* begin MATERIAL FOR THE TASK *

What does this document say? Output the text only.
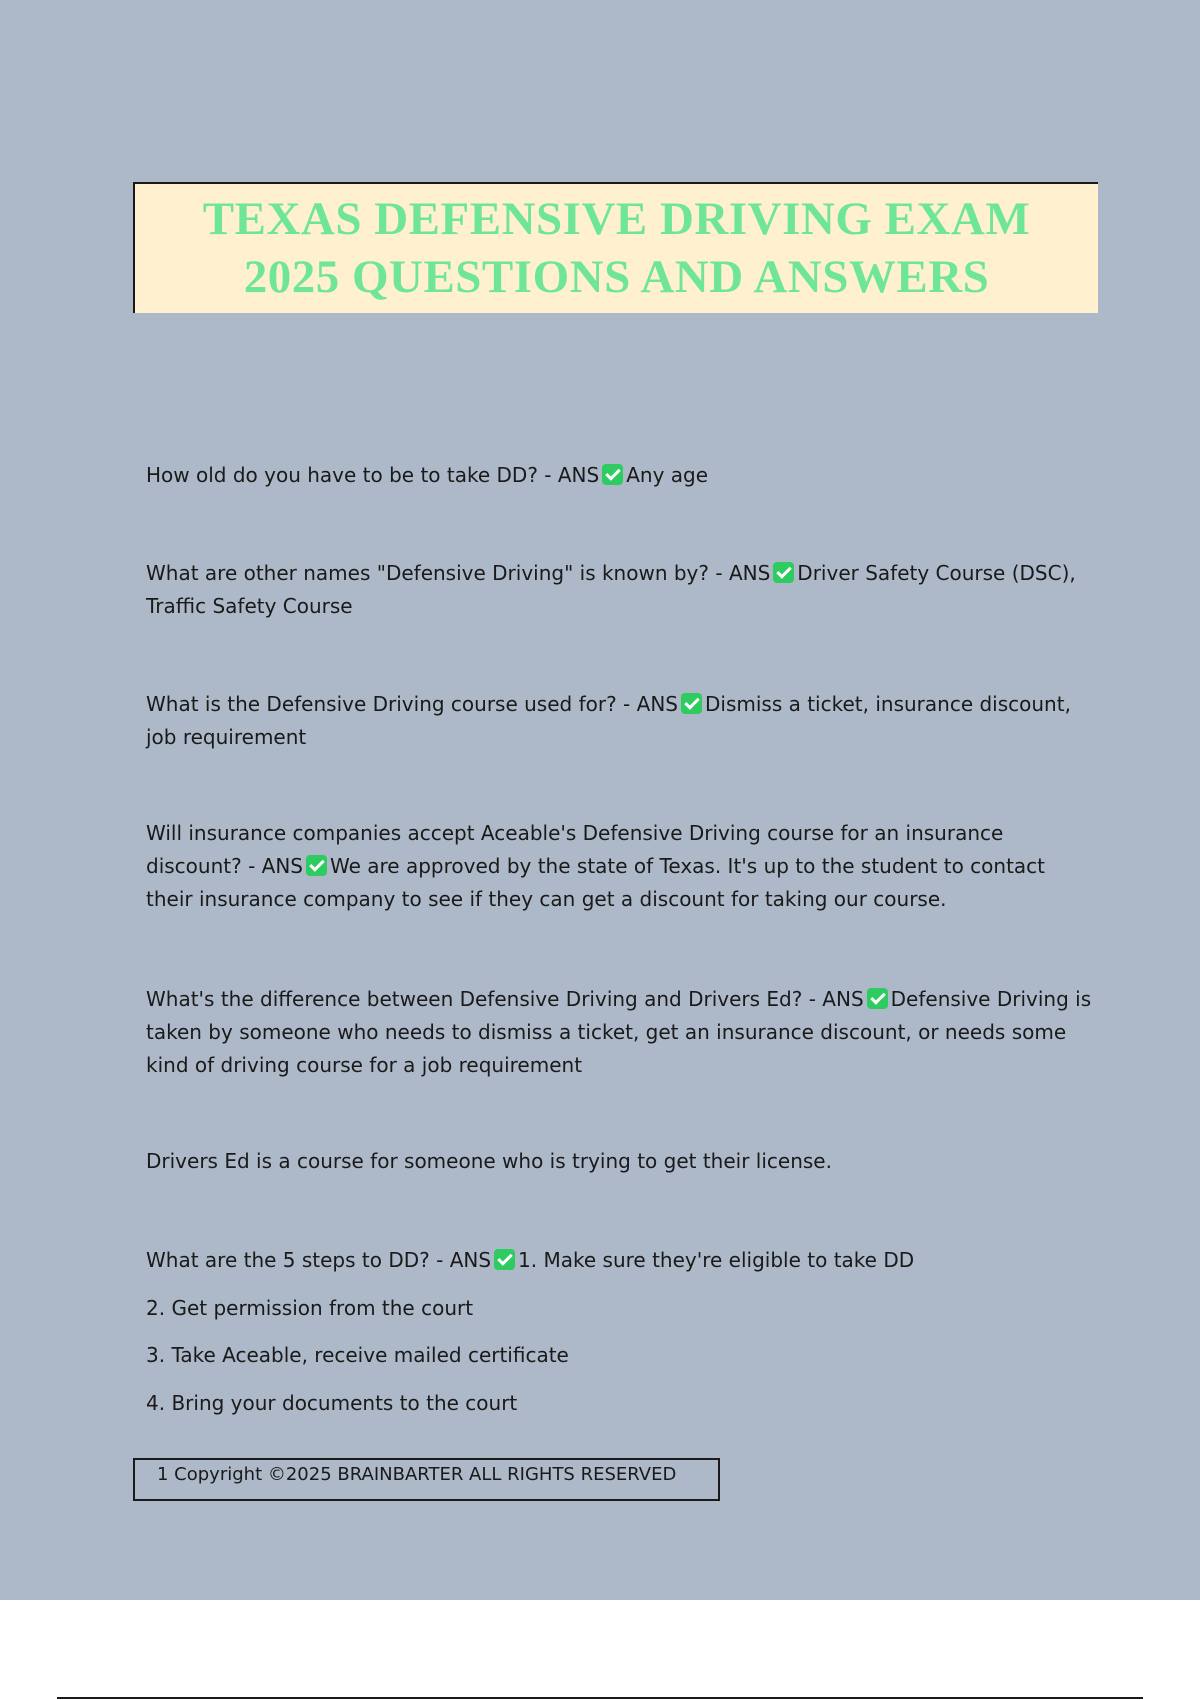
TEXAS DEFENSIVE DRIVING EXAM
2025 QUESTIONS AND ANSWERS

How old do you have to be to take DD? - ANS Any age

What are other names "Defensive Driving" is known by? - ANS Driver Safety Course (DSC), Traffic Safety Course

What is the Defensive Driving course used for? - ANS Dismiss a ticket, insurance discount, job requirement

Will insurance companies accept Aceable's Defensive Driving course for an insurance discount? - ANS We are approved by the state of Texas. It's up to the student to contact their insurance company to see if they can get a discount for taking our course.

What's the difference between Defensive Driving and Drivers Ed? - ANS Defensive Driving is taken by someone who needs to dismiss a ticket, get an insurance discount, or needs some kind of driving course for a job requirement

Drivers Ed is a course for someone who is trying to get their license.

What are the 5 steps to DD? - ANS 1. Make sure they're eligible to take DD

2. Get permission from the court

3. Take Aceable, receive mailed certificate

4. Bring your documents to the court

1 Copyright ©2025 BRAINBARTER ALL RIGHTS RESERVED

* end MATERIAL FOR THE TASK *

▸ **PROBLEM REQUIREMENTS**
Reproduce the full listing above verbatim, with no pictures included.

▸ **WRITTEN RESPONSE**
What does this document say? Output the text only.
TEXAS DEFENSIVE DRIVING EXAM
2025 QUESTIONS AND ANSWERS

How old do you have to be to take DD? - ANS Any age

What are other names "Defensive Driving" is known by? - ANS Driver Safety Course (DSC), Traffic Safety Course

What is the Defensive Driving course used for? - ANS Dismiss a ticket, insurance discount, job requirement

Will insurance companies accept Aceable's Defensive Driving course for an insurance discount? - ANS We are approved by the state of Texas. It's up to the student to contact their insurance company to see if they can get a discount for taking our course.

What's the difference between Defensive Driving and Drivers Ed? - ANS Defensive Driving is taken by someone who needs to dismiss a ticket, get an insurance discount, or needs some kind of driving course for a job requirement

Drivers Ed is a course for someone who is trying to get their license.

What are the 5 steps to DD? - ANS 1. Make sure they're eligible to take DD

2. Get permission from the court

3. Take Aceable, receive mailed certificate

4. Bring your documents to the court

1 Copyright ©2025 BRAINBARTER ALL RIGHTS RESERVED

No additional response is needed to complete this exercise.